Transcribe all the entries word for word, omitting any pictures they contain.

- _Stored entries_
## BEGIN

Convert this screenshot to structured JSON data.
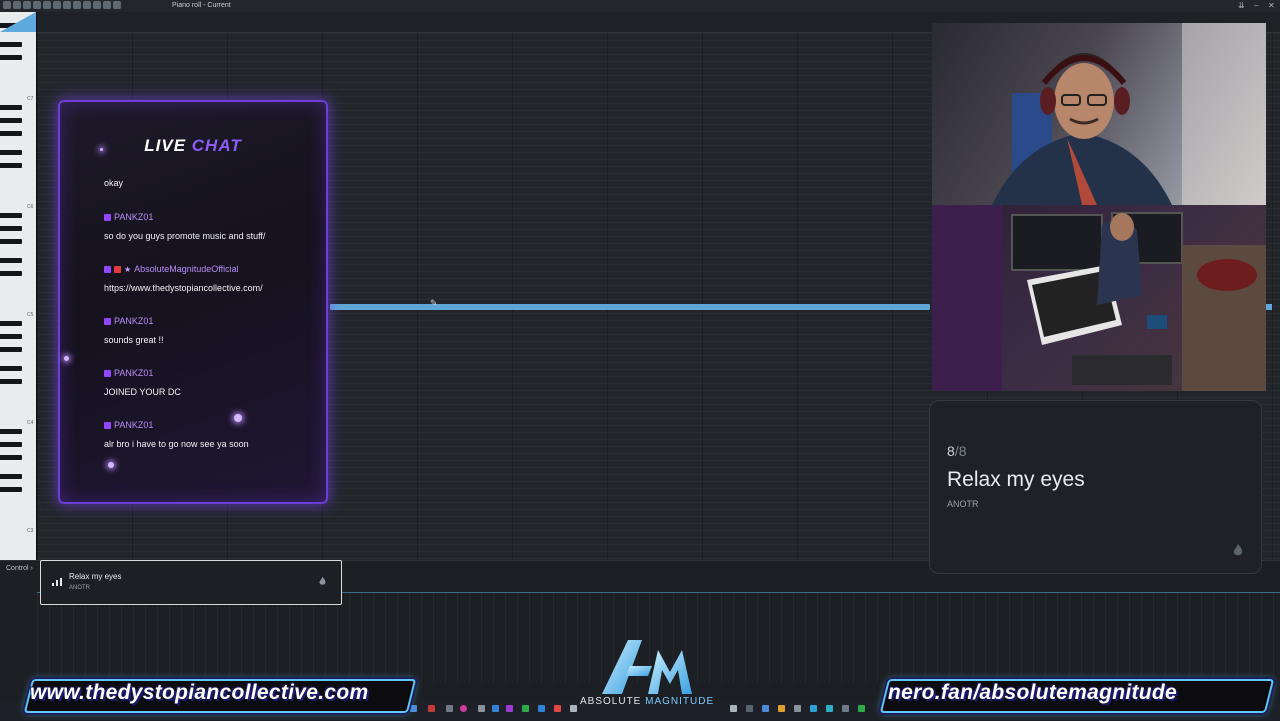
{
  "window": {
    "title": "Piano roll - Current",
    "controls": [
      "⇊",
      "–",
      "✕"
    ]
  },
  "piano_roll": {
    "octave_labels": [
      "C7",
      "C6",
      "C5",
      "C4",
      "C3"
    ]
  },
  "control": {
    "label": "Control",
    "arrow": "›"
  },
  "chat": {
    "title_main": "LIVE",
    "title_accent": "CHAT",
    "messages": [
      {
        "user": "",
        "text": "okay"
      },
      {
        "user": "PANKZ01",
        "text": "so do you guys promote music and stuff/"
      },
      {
        "user": "AbsoluteMagnitudeOfficial",
        "text": "https://www.thedystopiancollective.com/"
      },
      {
        "user": "PANKZ01",
        "text": "sounds great !!"
      },
      {
        "user": "PANKZ01",
        "text": "JOINED YOUR DC"
      },
      {
        "user": "PANKZ01",
        "text": "alr bro i have to go now see ya soon"
      }
    ]
  },
  "now_playing": {
    "track_current": "8",
    "track_sep": "/",
    "track_total": "8",
    "title": "Relax my eyes",
    "artist": "ANOTR"
  },
  "mini_player": {
    "title": "Relax my eyes",
    "artist": "ANOTR"
  },
  "banners": {
    "left": "www.thedystopiancollective.com",
    "right": "nero.fan/absolutemagnitude"
  },
  "logo": {
    "text_main": "ABSOLUTE",
    "text_accent": "MAGNITUDE"
  },
  "colors": {
    "accent_blue": "#5fa6d8",
    "chat_purple": "#8b5cf6",
    "banner_border": "#5ec8f3"
  }
}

## END

- _Reply to the task_
Convert this screenshot to structured JSON data.
{
  "window": {
    "title": "Piano roll - Current",
    "controls": [
      "⇊",
      "–",
      "✕"
    ]
  },
  "piano_roll": {
    "octave_labels": [
      "C7",
      "C6",
      "C5",
      "C4",
      "C3"
    ]
  },
  "control": {
    "label": "Control",
    "arrow": "›"
  },
  "chat": {
    "title_main": "LIVE",
    "title_accent": "CHAT",
    "messages": [
      {
        "user": "",
        "text": "okay"
      },
      {
        "user": "PANKZ01",
        "text": "so do you guys promote music and stuff/"
      },
      {
        "user": "AbsoluteMagnitudeOfficial",
        "text": "https://www.thedystopiancollective.com/"
      },
      {
        "user": "PANKZ01",
        "text": "sounds great !!"
      },
      {
        "user": "PANKZ01",
        "text": "JOINED YOUR DC"
      },
      {
        "user": "PANKZ01",
        "text": "alr bro i have to go now see ya soon"
      }
    ]
  },
  "now_playing": {
    "track_current": "8",
    "track_sep": "/",
    "track_total": "8",
    "title": "Relax my eyes",
    "artist": "ANOTR"
  },
  "mini_player": {
    "title": "Relax my eyes",
    "artist": "ANOTR"
  },
  "banners": {
    "left": "www.thedystopiancollective.com",
    "right": "nero.fan/absolutemagnitude"
  },
  "logo": {
    "text_main": "ABSOLUTE",
    "text_accent": "MAGNITUDE"
  },
  "colors": {
    "accent_blue": "#5fa6d8",
    "chat_purple": "#8b5cf6",
    "banner_border": "#5ec8f3"
  }
}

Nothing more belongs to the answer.